## [Figure content listings]
▼

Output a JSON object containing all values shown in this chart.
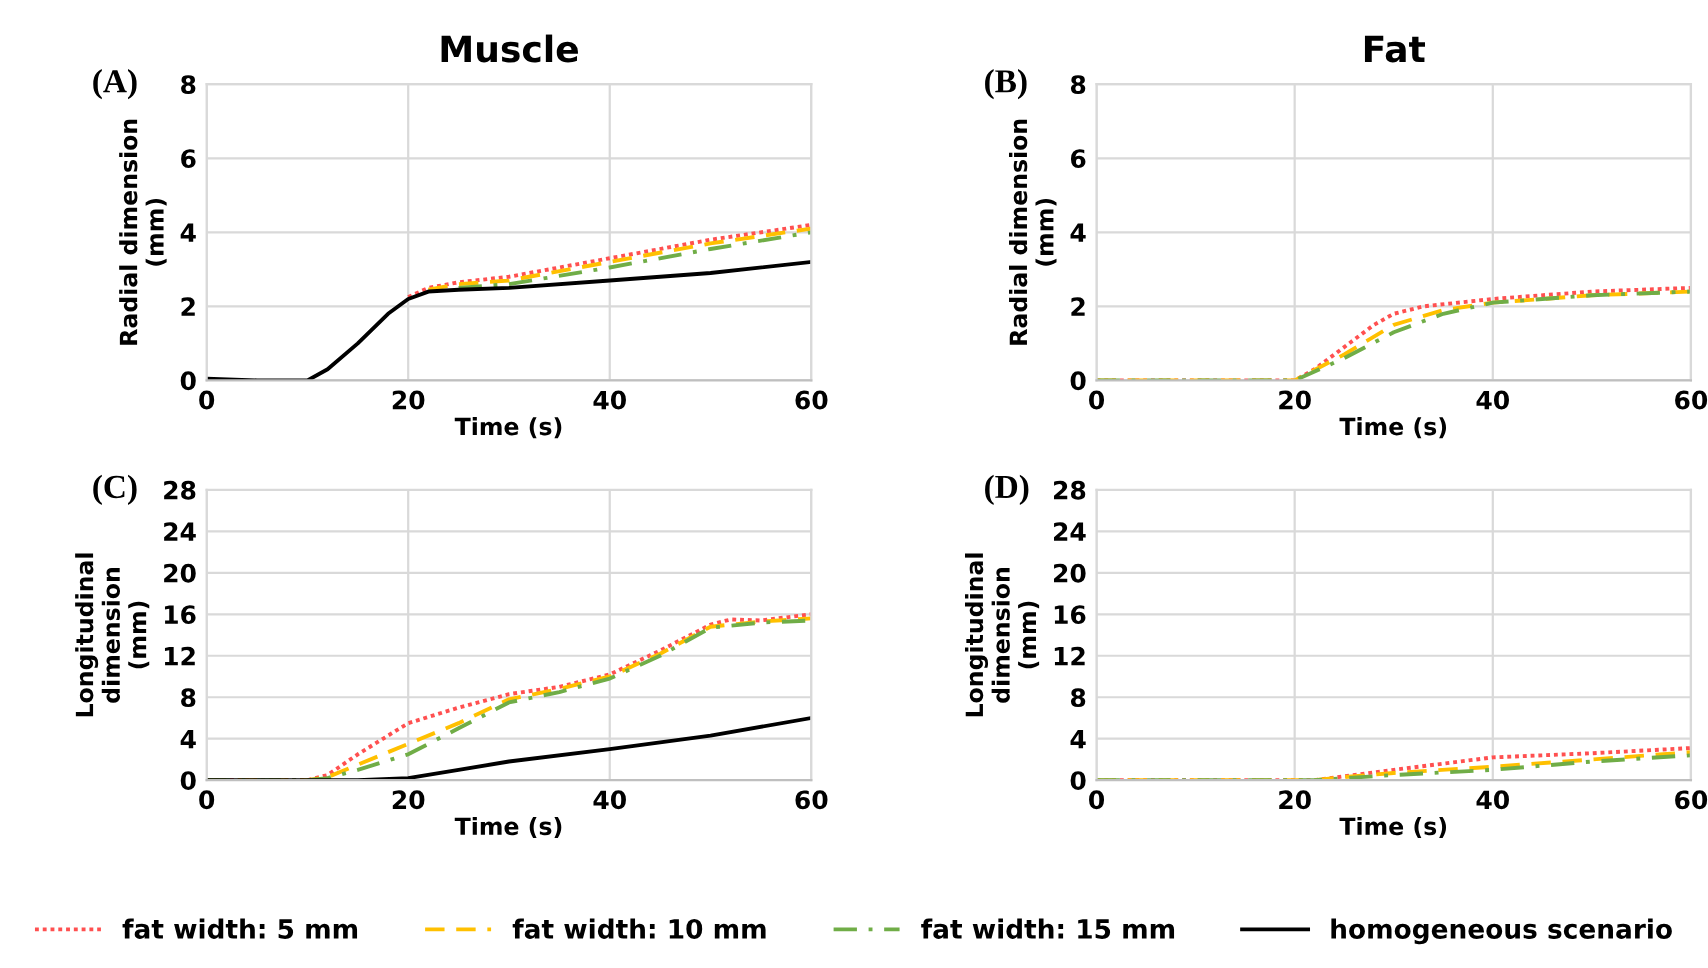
{
  "chart_data": [
    {
      "type": "line",
      "title": "Muscle",
      "annotations": [
        "(A)"
      ],
      "xlabel": "Time (s)",
      "ylabel": "Radial dimension\n(mm)",
      "xlim": [
        0,
        60
      ],
      "xticks": [
        0,
        20,
        40,
        60
      ],
      "ylim": [
        0,
        8
      ],
      "yticks": [
        0,
        2,
        4,
        6,
        8
      ],
      "grid": true,
      "legend": "bottom",
      "series": [
        {
          "name": "fat width: 5 mm",
          "color": "#ff5050",
          "line_style": "dotted",
          "x": [
            20,
            22,
            25,
            30,
            40,
            50,
            60
          ],
          "values": [
            2.25,
            2.5,
            2.65,
            2.8,
            3.3,
            3.8,
            4.2
          ]
        },
        {
          "name": "fat width: 10 mm",
          "color": "#ffc000",
          "line_style": "dashed",
          "x": [
            22,
            25,
            30,
            40,
            50,
            60
          ],
          "values": [
            2.45,
            2.6,
            2.7,
            3.2,
            3.7,
            4.1
          ]
        },
        {
          "name": "fat width: 15 mm",
          "color": "#70ad47",
          "line_style": "dashdot",
          "x": [
            25,
            30,
            40,
            50,
            60
          ],
          "values": [
            2.5,
            2.6,
            3.05,
            3.55,
            4.0
          ]
        },
        {
          "name": "homogeneous scenario",
          "color": "#000000",
          "line_style": "solid",
          "x": [
            0,
            5,
            10,
            12,
            15,
            18,
            20,
            22,
            25,
            30,
            40,
            50,
            60
          ],
          "values": [
            0.05,
            0,
            0,
            0.3,
            1.0,
            1.8,
            2.2,
            2.4,
            2.45,
            2.5,
            2.7,
            2.9,
            3.2
          ]
        }
      ]
    },
    {
      "type": "line",
      "title": "Fat",
      "annotations": [
        "(B)"
      ],
      "xlabel": "Time (s)",
      "ylabel": "Radial dimension\n(mm)",
      "xlim": [
        0,
        60
      ],
      "xticks": [
        0,
        20,
        40,
        60
      ],
      "ylim": [
        0,
        8
      ],
      "yticks": [
        0,
        2,
        4,
        6,
        8
      ],
      "grid": true,
      "series": [
        {
          "color": "#ff5050",
          "line_style": "dotted",
          "x": [
            0,
            10,
            20,
            22,
            25,
            28,
            30,
            33,
            40,
            50,
            60
          ],
          "values": [
            0,
            0,
            0,
            0.3,
            0.9,
            1.5,
            1.8,
            2.0,
            2.2,
            2.4,
            2.5
          ]
        },
        {
          "color": "#ffc000",
          "line_style": "dashed",
          "x": [
            0,
            10,
            20,
            25,
            30,
            35,
            40,
            50,
            60
          ],
          "values": [
            0,
            0,
            0,
            0.7,
            1.5,
            1.9,
            2.1,
            2.3,
            2.4
          ]
        },
        {
          "color": "#70ad47",
          "line_style": "dashdot",
          "x": [
            0,
            10,
            20,
            25,
            30,
            35,
            40,
            50,
            60
          ],
          "values": [
            0,
            0,
            0,
            0.6,
            1.3,
            1.8,
            2.1,
            2.3,
            2.4
          ]
        }
      ]
    },
    {
      "type": "line",
      "annotations": [
        "(C)"
      ],
      "xlabel": "Time (s)",
      "ylabel": "Longitudinal\ndimension\n(mm)",
      "xlim": [
        0,
        60
      ],
      "xticks": [
        0,
        20,
        40,
        60
      ],
      "ylim": [
        0,
        28
      ],
      "yticks": [
        0,
        4,
        8,
        12,
        16,
        20,
        24,
        28
      ],
      "grid": true,
      "series": [
        {
          "color": "#ff5050",
          "line_style": "dotted",
          "x": [
            0,
            10,
            12,
            15,
            20,
            25,
            30,
            35,
            40,
            45,
            50,
            52,
            55,
            60
          ],
          "values": [
            0,
            0,
            0.5,
            2.5,
            5.5,
            7.0,
            8.3,
            9.0,
            10.2,
            12.5,
            15.0,
            15.5,
            15.4,
            16.0
          ]
        },
        {
          "color": "#ffc000",
          "line_style": "dashed",
          "x": [
            0,
            10,
            12,
            15,
            20,
            25,
            30,
            35,
            40,
            45,
            50,
            55,
            60
          ],
          "values": [
            0,
            0,
            0.3,
            1.5,
            3.5,
            5.5,
            7.8,
            8.8,
            10.0,
            12.2,
            14.8,
            15.3,
            15.6
          ]
        },
        {
          "color": "#70ad47",
          "line_style": "dashdot",
          "x": [
            0,
            10,
            12,
            15,
            20,
            25,
            30,
            35,
            40,
            45,
            50,
            55,
            60
          ],
          "values": [
            0,
            0,
            0.2,
            1.0,
            2.5,
            5.0,
            7.5,
            8.5,
            9.8,
            12.0,
            14.7,
            15.2,
            15.4
          ]
        },
        {
          "color": "#000000",
          "line_style": "solid",
          "x": [
            0,
            15,
            20,
            25,
            30,
            40,
            50,
            60
          ],
          "values": [
            0,
            0,
            0.2,
            1.0,
            1.8,
            3.0,
            4.3,
            6.0
          ]
        }
      ]
    },
    {
      "type": "line",
      "annotations": [
        "(D)"
      ],
      "xlabel": "Time (s)",
      "ylabel": "Longitudinal\ndimension\n(mm)",
      "xlim": [
        0,
        60
      ],
      "xticks": [
        0,
        20,
        40,
        60
      ],
      "ylim": [
        0,
        28
      ],
      "yticks": [
        0,
        4,
        8,
        12,
        16,
        20,
        24,
        28
      ],
      "grid": true,
      "series": [
        {
          "color": "#ff5050",
          "line_style": "dotted",
          "x": [
            0,
            10,
            22,
            30,
            40,
            50,
            60
          ],
          "values": [
            0,
            0,
            0,
            1.0,
            2.2,
            2.6,
            3.1
          ]
        },
        {
          "color": "#ffc000",
          "line_style": "dashed",
          "x": [
            0,
            10,
            22,
            25,
            30,
            40,
            50,
            60
          ],
          "values": [
            0,
            0,
            0,
            0.3,
            0.7,
            1.3,
            2.0,
            2.7
          ]
        },
        {
          "color": "#70ad47",
          "line_style": "dashdot",
          "x": [
            0,
            10,
            22,
            25,
            30,
            40,
            50,
            60
          ],
          "values": [
            0,
            0,
            0,
            0.2,
            0.5,
            1.0,
            1.8,
            2.4
          ]
        }
      ]
    }
  ]
}
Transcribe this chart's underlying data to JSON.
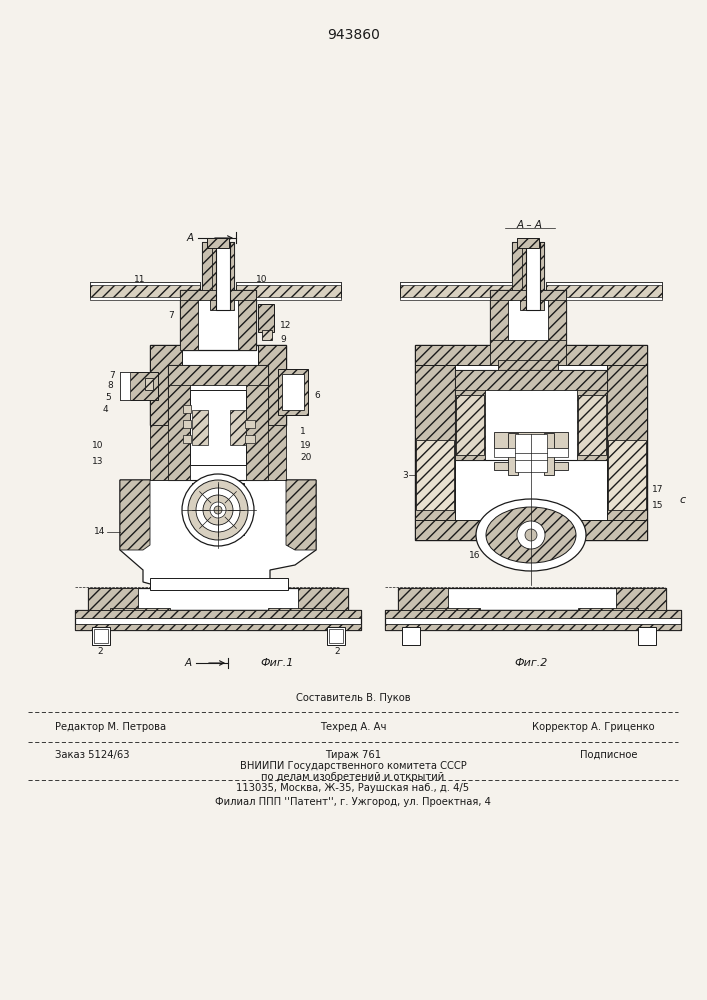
{
  "patent_number": "943860",
  "bg_color": "#f5f2ec",
  "text_color": "#1a1a1a",
  "hatch_color": "#333333",
  "footer": {
    "line1_left": "Редактор М. Петрова",
    "line1_center_top": "Составитель В. Пуков",
    "line1_center_bot": "Техред А. Ач",
    "line1_right": "Корректор А. Гриценко",
    "line2_left": "Заказ 5124/63",
    "line2_center": "Тираж 761",
    "line2_right": "Подписное",
    "line3": "ВНИИПИ Государственного комитета СССР",
    "line4": "по делам изобретений и открытий",
    "line5": "113035, Москва, Ж-35, Раушская наб., д. 4/5",
    "line6": "Филиал ППП ''Патент'', г. Ужгород, ул. Проектная, 4"
  },
  "fig1_label": "Фиг.1",
  "fig2_label": "Фиг.2"
}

▲

## [Set exercise]
Print out the whole of the material word for word, without pictures.

## [Written answer]
Output a JSON object containing all values shown in this chart.
{
  "chart_data": [
    {
      "type": "line",
      "title": "Muscle",
      "annotations": [
        "(A)"
      ],
      "xlabel": "Time (s)",
      "ylabel": "Radial dimension\n(mm)",
      "xlim": [
        0,
        60
      ],
      "xticks": [
        0,
        20,
        40,
        60
      ],
      "ylim": [
        0,
        8
      ],
      "yticks": [
        0,
        2,
        4,
        6,
        8
      ],
      "grid": true,
      "legend": "bottom",
      "series": [
        {
          "name": "fat width: 5 mm",
          "color": "#ff5050",
          "line_style": "dotted",
          "x": [
            20,
            22,
            25,
            30,
            40,
            50,
            60
          ],
          "values": [
            2.25,
            2.5,
            2.65,
            2.8,
            3.3,
            3.8,
            4.2
          ]
        },
        {
          "name": "fat width: 10 mm",
          "color": "#ffc000",
          "line_style": "dashed",
          "x": [
            22,
            25,
            30,
            40,
            50,
            60
          ],
          "values": [
            2.45,
            2.6,
            2.7,
            3.2,
            3.7,
            4.1
          ]
        },
        {
          "name": "fat width: 15 mm",
          "color": "#70ad47",
          "line_style": "dashdot",
          "x": [
            25,
            30,
            40,
            50,
            60
          ],
          "values": [
            2.5,
            2.6,
            3.05,
            3.55,
            4.0
          ]
        },
        {
          "name": "homogeneous scenario",
          "color": "#000000",
          "line_style": "solid",
          "x": [
            0,
            5,
            10,
            12,
            15,
            18,
            20,
            22,
            25,
            30,
            40,
            50,
            60
          ],
          "values": [
            0.05,
            0,
            0,
            0.3,
            1.0,
            1.8,
            2.2,
            2.4,
            2.45,
            2.5,
            2.7,
            2.9,
            3.2
          ]
        }
      ]
    },
    {
      "type": "line",
      "title": "Fat",
      "annotations": [
        "(B)"
      ],
      "xlabel": "Time (s)",
      "ylabel": "Radial dimension\n(mm)",
      "xlim": [
        0,
        60
      ],
      "xticks": [
        0,
        20,
        40,
        60
      ],
      "ylim": [
        0,
        8
      ],
      "yticks": [
        0,
        2,
        4,
        6,
        8
      ],
      "grid": true,
      "series": [
        {
          "color": "#ff5050",
          "line_style": "dotted",
          "x": [
            0,
            10,
            20,
            22,
            25,
            28,
            30,
            33,
            40,
            50,
            60
          ],
          "values": [
            0,
            0,
            0,
            0.3,
            0.9,
            1.5,
            1.8,
            2.0,
            2.2,
            2.4,
            2.5
          ]
        },
        {
          "color": "#ffc000",
          "line_style": "dashed",
          "x": [
            0,
            10,
            20,
            25,
            30,
            35,
            40,
            50,
            60
          ],
          "values": [
            0,
            0,
            0,
            0.7,
            1.5,
            1.9,
            2.1,
            2.3,
            2.4
          ]
        },
        {
          "color": "#70ad47",
          "line_style": "dashdot",
          "x": [
            0,
            10,
            20,
            25,
            30,
            35,
            40,
            50,
            60
          ],
          "values": [
            0,
            0,
            0,
            0.6,
            1.3,
            1.8,
            2.1,
            2.3,
            2.4
          ]
        }
      ]
    },
    {
      "type": "line",
      "annotations": [
        "(C)"
      ],
      "xlabel": "Time (s)",
      "ylabel": "Longitudinal\ndimension\n(mm)",
      "xlim": [
        0,
        60
      ],
      "xticks": [
        0,
        20,
        40,
        60
      ],
      "ylim": [
        0,
        28
      ],
      "yticks": [
        0,
        4,
        8,
        12,
        16,
        20,
        24,
        28
      ],
      "grid": true,
      "series": [
        {
          "color": "#ff5050",
          "line_style": "dotted",
          "x": [
            0,
            10,
            12,
            15,
            20,
            25,
            30,
            35,
            40,
            45,
            50,
            52,
            55,
            60
          ],
          "values": [
            0,
            0,
            0.5,
            2.5,
            5.5,
            7.0,
            8.3,
            9.0,
            10.2,
            12.5,
            15.0,
            15.5,
            15.4,
            16.0
          ]
        },
        {
          "color": "#ffc000",
          "line_style": "dashed",
          "x": [
            0,
            10,
            12,
            15,
            20,
            25,
            30,
            35,
            40,
            45,
            50,
            55,
            60
          ],
          "values": [
            0,
            0,
            0.3,
            1.5,
            3.5,
            5.5,
            7.8,
            8.8,
            10.0,
            12.2,
            14.8,
            15.3,
            15.6
          ]
        },
        {
          "color": "#70ad47",
          "line_style": "dashdot",
          "x": [
            0,
            10,
            12,
            15,
            20,
            25,
            30,
            35,
            40,
            45,
            50,
            55,
            60
          ],
          "values": [
            0,
            0,
            0.2,
            1.0,
            2.5,
            5.0,
            7.5,
            8.5,
            9.8,
            12.0,
            14.7,
            15.2,
            15.4
          ]
        },
        {
          "color": "#000000",
          "line_style": "solid",
          "x": [
            0,
            15,
            20,
            25,
            30,
            40,
            50,
            60
          ],
          "values": [
            0,
            0,
            0.2,
            1.0,
            1.8,
            3.0,
            4.3,
            6.0
          ]
        }
      ]
    },
    {
      "type": "line",
      "annotations": [
        "(D)"
      ],
      "xlabel": "Time (s)",
      "ylabel": "Longitudinal\ndimension\n(mm)",
      "xlim": [
        0,
        60
      ],
      "xticks": [
        0,
        20,
        40,
        60
      ],
      "ylim": [
        0,
        28
      ],
      "yticks": [
        0,
        4,
        8,
        12,
        16,
        20,
        24,
        28
      ],
      "grid": true,
      "series": [
        {
          "color": "#ff5050",
          "line_style": "dotted",
          "x": [
            0,
            10,
            22,
            30,
            40,
            50,
            60
          ],
          "values": [
            0,
            0,
            0,
            1.0,
            2.2,
            2.6,
            3.1
          ]
        },
        {
          "color": "#ffc000",
          "line_style": "dashed",
          "x": [
            0,
            10,
            22,
            25,
            30,
            40,
            50,
            60
          ],
          "values": [
            0,
            0,
            0,
            0.3,
            0.7,
            1.3,
            2.0,
            2.7
          ]
        },
        {
          "color": "#70ad47",
          "line_style": "dashdot",
          "x": [
            0,
            10,
            22,
            25,
            30,
            40,
            50,
            60
          ],
          "values": [
            0,
            0,
            0,
            0.2,
            0.5,
            1.0,
            1.8,
            2.4
          ]
        }
      ]
    }
  ]
}
Transcribe this chart's underlying data to JSON.
{
  "patent_number": "943860",
  "bg_color": "#f5f2ec",
  "text_color": "#1a1a1a",
  "hatch_color": "#333333",
  "footer": {
    "line1_left": "Редактор М. Петрова",
    "line1_center_top": "Составитель В. Пуков",
    "line1_center_bot": "Техред А. Ач",
    "line1_right": "Корректор А. Гриценко",
    "line2_left": "Заказ 5124/63",
    "line2_center": "Тираж 761",
    "line2_right": "Подписное",
    "line3": "ВНИИПИ Государственного комитета СССР",
    "line4": "по делам изобретений и открытий",
    "line5": "113035, Москва, Ж-35, Раушская наб., д. 4/5",
    "line6": "Филиал ППП ''Патент'', г. Ужгород, ул. Проектная, 4"
  },
  "fig1_label": "Фиг.1",
  "fig2_label": "Фиг.2"
}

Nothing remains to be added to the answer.